** BEGIN DATA FOR THIS TASK **

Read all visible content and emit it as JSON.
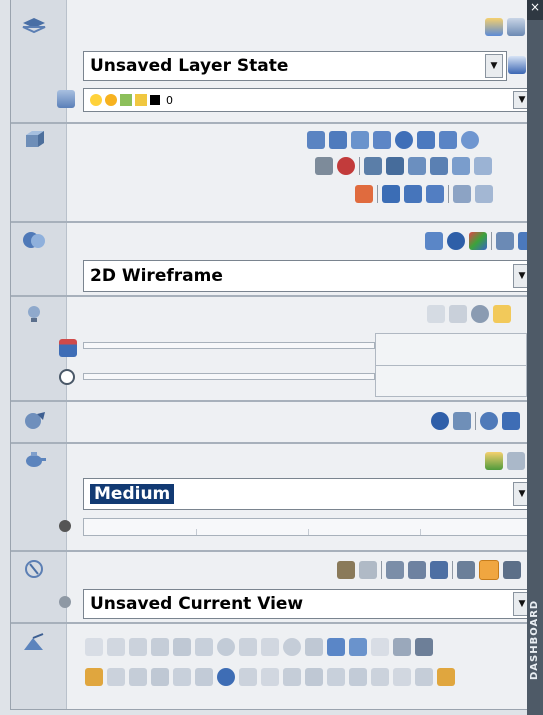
{
  "layers": {
    "layer_state": "Unsaved Layer State",
    "layer_name": "0"
  },
  "visual_style": {
    "current": "2D Wireframe"
  },
  "materials": {
    "quality": "Medium"
  },
  "views": {
    "current_view": "Unsaved Current View"
  },
  "dashboard": {
    "title": "DASHBOARD",
    "close_glyph": "×"
  },
  "icons": {
    "dropdown_arrow": "▼",
    "layers_panel": "layers-icon",
    "solids_panel": "3d-box-icon",
    "visual_panel": "spheres-icon",
    "lights_panel": "lightbulb-icon",
    "render_panel": "teapot-icon",
    "navigate_panel": "compass-icon",
    "draw_panel": "draw-icon"
  },
  "colors": {
    "accent_blue": "#2c66c8",
    "highlight": "#123a73",
    "orange": "#f0a640"
  }
}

** END DATA FOR THIS TASK **

§ TASK: Using the material above, return every line exactly as it appears, minus the pictures.

§ WRITTEN ANSWER:
Read all visible content and emit it as JSON.
{
  "layers": {
    "layer_state": "Unsaved Layer State",
    "layer_name": "0"
  },
  "visual_style": {
    "current": "2D Wireframe"
  },
  "materials": {
    "quality": "Medium"
  },
  "views": {
    "current_view": "Unsaved Current View"
  },
  "dashboard": {
    "title": "DASHBOARD",
    "close_glyph": "×"
  },
  "icons": {
    "dropdown_arrow": "▼",
    "layers_panel": "layers-icon",
    "solids_panel": "3d-box-icon",
    "visual_panel": "spheres-icon",
    "lights_panel": "lightbulb-icon",
    "render_panel": "teapot-icon",
    "navigate_panel": "compass-icon",
    "draw_panel": "draw-icon"
  },
  "colors": {
    "accent_blue": "#2c66c8",
    "highlight": "#123a73",
    "orange": "#f0a640"
  }
}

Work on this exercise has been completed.